**Set task 1**
In the article below on rail shipping of Canadian grain, repeat word for word the part that begins with the words containing "Port Vancouver handled" and ends with "hindering its flexibility.".

**Selected extract**
Collaboration with Vancouver would include forward planning of shipments, some infrastructure work and balanced traffic in and out of the port, which is "a very congested gateway at the moment," Mongeau said.

A port spokesman could not immediately be reached for comment.

Port Vancouver handled record-setting volumes of grain and coal in 2010 and signed a service agreement with CN that it says has improved service at the port.

Farmers in Western Canada, where most of the country's grain and canola crops grow, are highly dependent on CN and Canadian Pacific Railway Ltd because there is no river freight system and distances are too vast to move grain to port by truck.

Canada is the world's top exporter of spring wheat, durum, canola and oats.

CN's new daily schedule for grain loading resulted last year in the railway spotting cars at the promised time 86 percent of the time, Mongeau said.

But he said the system of moving crops from country elevators to ports is strained by too many parts of the system already working at full capacity, hindering its flexibility.

**Set task 2**
Reproduce verbatim the records below, from their first line through the line containing "Text: [HA] = 1.00", both ends included.

Saved entries
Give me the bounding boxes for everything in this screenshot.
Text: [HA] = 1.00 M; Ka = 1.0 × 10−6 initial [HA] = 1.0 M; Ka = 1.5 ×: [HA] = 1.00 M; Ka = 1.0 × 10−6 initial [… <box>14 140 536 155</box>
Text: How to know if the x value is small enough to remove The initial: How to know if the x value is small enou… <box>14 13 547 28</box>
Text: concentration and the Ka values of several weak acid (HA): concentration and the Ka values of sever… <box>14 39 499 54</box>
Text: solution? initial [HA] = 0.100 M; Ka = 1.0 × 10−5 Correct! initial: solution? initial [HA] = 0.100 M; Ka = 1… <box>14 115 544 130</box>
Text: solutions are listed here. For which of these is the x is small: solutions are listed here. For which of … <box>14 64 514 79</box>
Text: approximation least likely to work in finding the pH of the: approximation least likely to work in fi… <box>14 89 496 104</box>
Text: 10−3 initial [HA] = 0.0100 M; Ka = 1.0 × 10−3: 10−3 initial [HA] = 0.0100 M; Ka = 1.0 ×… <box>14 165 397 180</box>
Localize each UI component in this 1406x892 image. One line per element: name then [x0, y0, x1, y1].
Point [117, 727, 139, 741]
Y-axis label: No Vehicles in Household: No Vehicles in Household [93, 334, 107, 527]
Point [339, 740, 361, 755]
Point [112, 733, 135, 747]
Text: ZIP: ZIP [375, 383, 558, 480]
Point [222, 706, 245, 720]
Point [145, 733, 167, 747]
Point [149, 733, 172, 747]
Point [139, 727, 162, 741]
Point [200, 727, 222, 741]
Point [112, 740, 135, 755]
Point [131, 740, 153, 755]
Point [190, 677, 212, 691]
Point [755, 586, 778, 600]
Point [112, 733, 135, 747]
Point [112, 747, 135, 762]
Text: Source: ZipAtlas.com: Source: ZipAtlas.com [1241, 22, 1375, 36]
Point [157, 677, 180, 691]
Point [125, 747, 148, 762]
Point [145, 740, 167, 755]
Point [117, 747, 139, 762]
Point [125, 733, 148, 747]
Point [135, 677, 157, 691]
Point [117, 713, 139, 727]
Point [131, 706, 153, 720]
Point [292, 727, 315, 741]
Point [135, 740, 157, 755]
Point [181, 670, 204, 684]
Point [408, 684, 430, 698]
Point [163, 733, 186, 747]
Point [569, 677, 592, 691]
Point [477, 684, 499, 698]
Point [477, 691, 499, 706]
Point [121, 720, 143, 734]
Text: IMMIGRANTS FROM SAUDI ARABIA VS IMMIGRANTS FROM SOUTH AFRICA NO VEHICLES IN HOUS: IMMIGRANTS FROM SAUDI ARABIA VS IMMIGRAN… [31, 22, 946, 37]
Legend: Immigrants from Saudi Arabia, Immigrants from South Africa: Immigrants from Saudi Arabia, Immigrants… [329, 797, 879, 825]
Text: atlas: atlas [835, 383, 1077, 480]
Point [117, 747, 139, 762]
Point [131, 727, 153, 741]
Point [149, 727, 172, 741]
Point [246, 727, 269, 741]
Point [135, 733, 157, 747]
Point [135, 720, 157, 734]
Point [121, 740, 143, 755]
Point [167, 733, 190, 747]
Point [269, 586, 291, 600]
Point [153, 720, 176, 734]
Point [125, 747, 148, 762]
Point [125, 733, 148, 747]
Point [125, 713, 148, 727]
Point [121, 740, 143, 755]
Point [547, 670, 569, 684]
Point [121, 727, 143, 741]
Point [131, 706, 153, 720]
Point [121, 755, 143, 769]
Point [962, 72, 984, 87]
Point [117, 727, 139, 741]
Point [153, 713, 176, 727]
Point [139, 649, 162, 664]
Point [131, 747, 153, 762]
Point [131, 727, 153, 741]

**Answer 1**
Port Vancouver handled record-setting volumes of grain and coal in 2010 and signed a service agreement with CN that it says has improved service at the port.

Farmers in Western Canada, where most of the country's grain and canola crops grow, are highly dependent on CN and Canadian Pacific Railway Ltd because there is no river freight system and distances are too vast to move grain to port by truck.

Canada is the world's top exporter of spring wheat, durum, canola and oats.

CN's new daily schedule for grain loading resulted last year in the railway spotting cars at the promised time 86 percent of the time, Mongeau said.

But he said the system of moving crops from country elevators to ports is strained by too many parts of the system already working at full capacity, hindering its flexibility.

**Answer 2**
Give me the bounding boxes for everything in this screenshot.
Text: [HA] = 1.00 M; Ka = 1.0 × 10−6 initial [HA] = 1.0 M; Ka = 1.5 ×: [HA] = 1.00 M; Ka = 1.0 × 10−6 initial [… <box>14 140 536 155</box>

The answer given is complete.